• _TO DO_
Transcribe each entry below exactly. Pictures do not go in the copy.

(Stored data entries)
^^^^^^^^^^^^^^^^
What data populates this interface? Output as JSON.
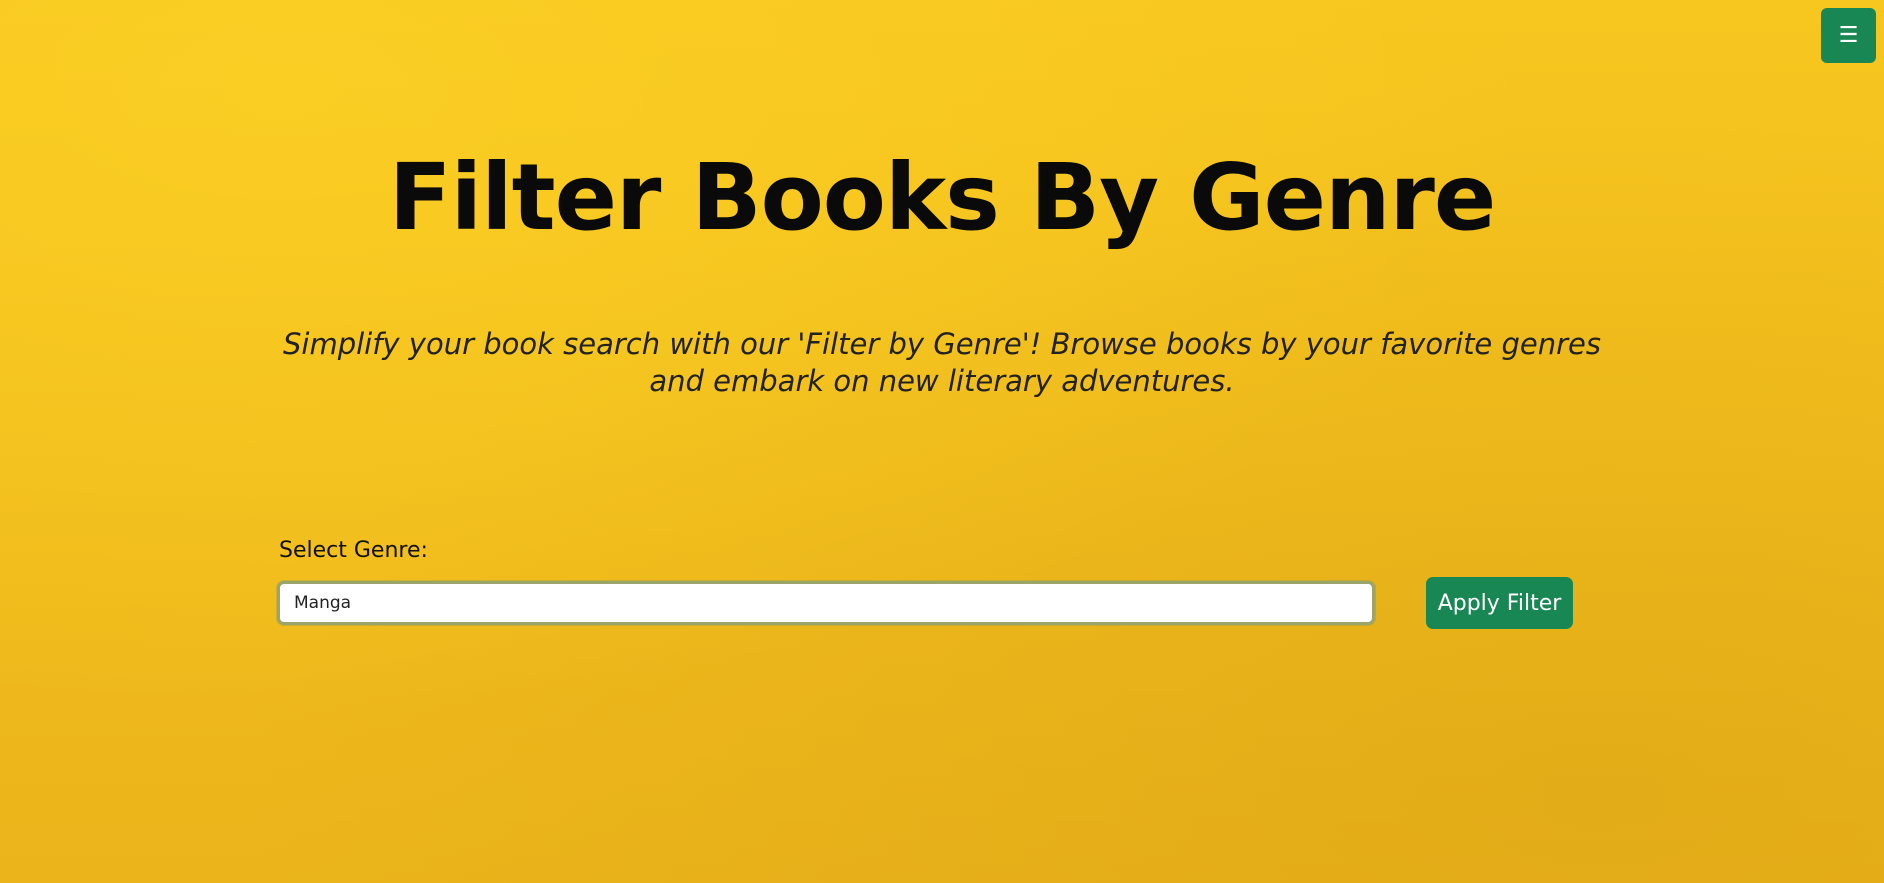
{
  "header": {
    "menu_icon": "☰"
  },
  "hero": {
    "title": "Filter Books By Genre",
    "subtitle": "Simplify your book search with our 'Filter by Genre'! Browse books by your favorite genres and embark on new literary adventures."
  },
  "filter": {
    "label": "Select Genre:",
    "value": "Manga",
    "apply_label": "Apply Filter"
  },
  "colors": {
    "background": "#f2bf1e",
    "button": "#198754",
    "button_text": "#ffffff"
  }
}
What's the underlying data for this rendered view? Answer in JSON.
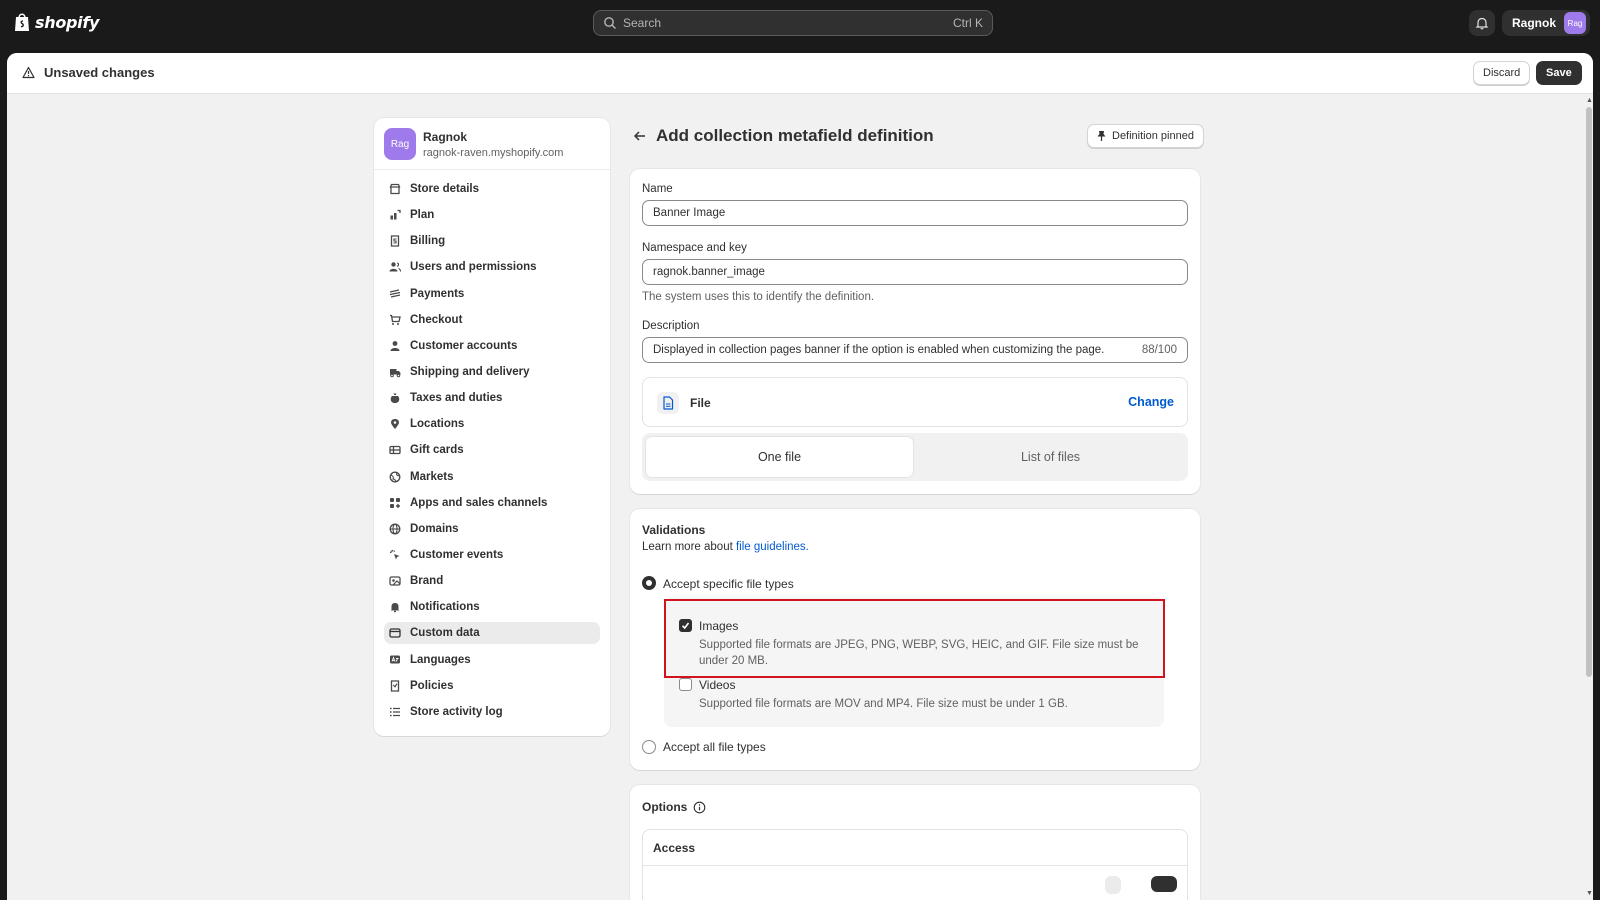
{
  "topbar": {
    "logo_text": "shopify",
    "search_placeholder": "Search",
    "search_shortcut": "Ctrl K",
    "account_name": "Ragnok",
    "account_avatar": "Rag"
  },
  "unsaved_bar": {
    "title": "Unsaved changes",
    "discard_label": "Discard",
    "save_label": "Save"
  },
  "store": {
    "avatar": "Rag",
    "name": "Ragnok",
    "url": "ragnok-raven.myshopify.com"
  },
  "sidebar": {
    "items": [
      {
        "label": "Store details",
        "icon": "store-icon"
      },
      {
        "label": "Plan",
        "icon": "plan-icon"
      },
      {
        "label": "Billing",
        "icon": "billing-icon"
      },
      {
        "label": "Users and permissions",
        "icon": "users-icon"
      },
      {
        "label": "Payments",
        "icon": "payments-icon"
      },
      {
        "label": "Checkout",
        "icon": "cart-icon"
      },
      {
        "label": "Customer accounts",
        "icon": "person-icon"
      },
      {
        "label": "Shipping and delivery",
        "icon": "truck-icon"
      },
      {
        "label": "Taxes and duties",
        "icon": "tax-icon"
      },
      {
        "label": "Locations",
        "icon": "location-icon"
      },
      {
        "label": "Gift cards",
        "icon": "gift-card-icon"
      },
      {
        "label": "Markets",
        "icon": "globe-icon"
      },
      {
        "label": "Apps and sales channels",
        "icon": "apps-icon"
      },
      {
        "label": "Domains",
        "icon": "domain-icon"
      },
      {
        "label": "Customer events",
        "icon": "cursor-icon"
      },
      {
        "label": "Brand",
        "icon": "brand-icon"
      },
      {
        "label": "Notifications",
        "icon": "bell-icon"
      },
      {
        "label": "Custom data",
        "icon": "custom-data-icon",
        "active": true
      },
      {
        "label": "Languages",
        "icon": "language-icon"
      },
      {
        "label": "Policies",
        "icon": "policy-icon"
      },
      {
        "label": "Store activity log",
        "icon": "list-icon"
      }
    ]
  },
  "page": {
    "title": "Add collection metafield definition",
    "pinned_label": "Definition pinned"
  },
  "definition": {
    "name_label": "Name",
    "name_value": "Banner Image",
    "namespace_label": "Namespace and key",
    "namespace_value": "ragnok.banner_image",
    "namespace_help": "The system uses this to identify the definition.",
    "description_label": "Description",
    "description_value": "Displayed in collection pages banner if the option is enabled when customizing the page.",
    "description_counter": "88/100",
    "type_label": "File",
    "change_label": "Change",
    "seg_one": "One file",
    "seg_list": "List of files"
  },
  "validations": {
    "title": "Validations",
    "learn_prefix": "Learn more about ",
    "learn_link": "file guidelines.",
    "specific_label": "Accept specific file types",
    "images_label": "Images",
    "images_desc": "Supported file formats are JPEG, PNG, WEBP, SVG, HEIC, and GIF. File size must be under 20 MB.",
    "images_checked": true,
    "videos_label": "Videos",
    "videos_desc": "Supported file formats are MOV and MP4. File size must be under 1 GB.",
    "videos_checked": false,
    "all_label": "Accept all file types"
  },
  "options": {
    "title": "Options",
    "access_label": "Access"
  },
  "colors": {
    "accent_link": "#005bd3",
    "highlight": "#d1131d",
    "avatar": "#9f7aea"
  }
}
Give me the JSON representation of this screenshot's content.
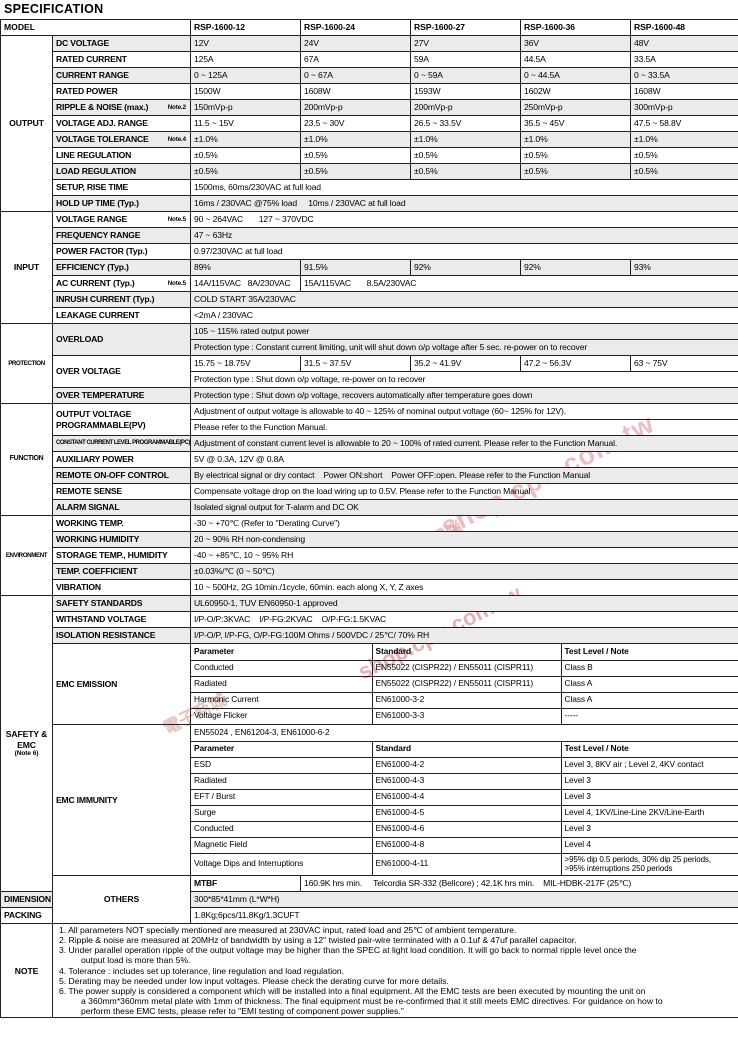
^^^^^^^^^^^^^^^^
• _ANSWER TO THE TASK_
What data populates this interface? Output as JSON.
{
  "header": {
    "menu_icon": "☰"
  },
  "hero": {
    "title": "Filter Books By Genre",
    "subtitle": "Simplify your book search with our 'Filter by Genre'! Browse books by your favorite genres and embark on new literary adventures."
  },
  "filter": {
    "label": "Select Genre:",
    "value": "Manga",
    "apply_label": "Apply Filter"
  },
  "colors": {
    "background": "#f2bf1e",
    "button": "#198754",
    "button_text": "#ffffff"
  }
}
What's the underlying data for this rendered view? Answer in JSON.
{
  "topbar": {
    "logo_text": "shopify",
    "search_placeholder": "Search",
    "search_shortcut": "Ctrl K",
    "account_name": "Ragnok",
    "account_avatar": "Rag"
  },
  "unsaved_bar": {
    "title": "Unsaved changes",
    "discard_label": "Discard",
    "save_label": "Save"
  },
  "store": {
    "avatar": "Rag",
    "name": "Ragnok",
    "url": "ragnok-raven.myshopify.com"
  },
  "sidebar": {
    "items": [
      {
        "label": "Store details",
        "icon": "store-icon"
      },
      {
        "label": "Plan",
        "icon": "plan-icon"
      },
      {
        "label": "Billing",
        "icon": "billing-icon"
      },
      {
        "label": "Users and permissions",
        "icon": "users-icon"
      },
      {
        "label": "Payments",
        "icon": "payments-icon"
      },
      {
        "label": "Checkout",
        "icon": "cart-icon"
      },
      {
        "label": "Customer accounts",
        "icon": "person-icon"
      },
      {
        "label": "Shipping and delivery",
        "icon": "truck-icon"
      },
      {
        "label": "Taxes and duties",
        "icon": "tax-icon"
      },
      {
        "label": "Locations",
        "icon": "location-icon"
      },
      {
        "label": "Gift cards",
        "icon": "gift-card-icon"
      },
      {
        "label": "Markets",
        "icon": "globe-icon"
      },
      {
        "label": "Apps and sales channels",
        "icon": "apps-icon"
      },
      {
        "label": "Domains",
        "icon": "domain-icon"
      },
      {
        "label": "Customer events",
        "icon": "cursor-icon"
      },
      {
        "label": "Brand",
        "icon": "brand-icon"
      },
      {
        "label": "Notifications",
        "icon": "bell-icon"
      },
      {
        "label": "Custom data",
        "icon": "custom-data-icon",
        "active": true
      },
      {
        "label": "Languages",
        "icon": "language-icon"
      },
      {
        "label": "Policies",
        "icon": "policy-icon"
      },
      {
        "label": "Store activity log",
        "icon": "list-icon"
      }
    ]
  },
  "page": {
    "title": "Add collection metafield definition",
    "pinned_label": "Definition pinned"
  },
  "definition": {
    "name_label": "Name",
    "name_value": "Banner Image",
    "namespace_label": "Namespace and key",
    "namespace_value": "ragnok.banner_image",
    "namespace_help": "The system uses this to identify the definition.",
    "description_label": "Description",
    "description_value": "Displayed in collection pages banner if the option is enabled when customizing the page.",
    "description_counter": "88/100",
    "type_label": "File",
    "change_label": "Change",
    "seg_one": "One file",
    "seg_list": "List of files"
  },
  "validations": {
    "title": "Validations",
    "learn_prefix": "Learn more about ",
    "learn_link": "file guidelines.",
    "specific_label": "Accept specific file types",
    "images_label": "Images",
    "images_desc": "Supported file formats are JPEG, PNG, WEBP, SVG, HEIC, and GIF. File size must be under 20 MB.",
    "images_checked": true,
    "videos_label": "Videos",
    "videos_desc": "Supported file formats are MOV and MP4. File size must be under 1 GB.",
    "videos_checked": false,
    "all_label": "Accept all file types"
  },
  "options": {
    "title": "Options",
    "access_label": "Access"
  },
  "colors": {
    "accent_link": "#005bd3",
    "highlight": "#d1131d",
    "avatar": "#9f7aea"
  }
}
Give me the JSON representation of this screenshot's content.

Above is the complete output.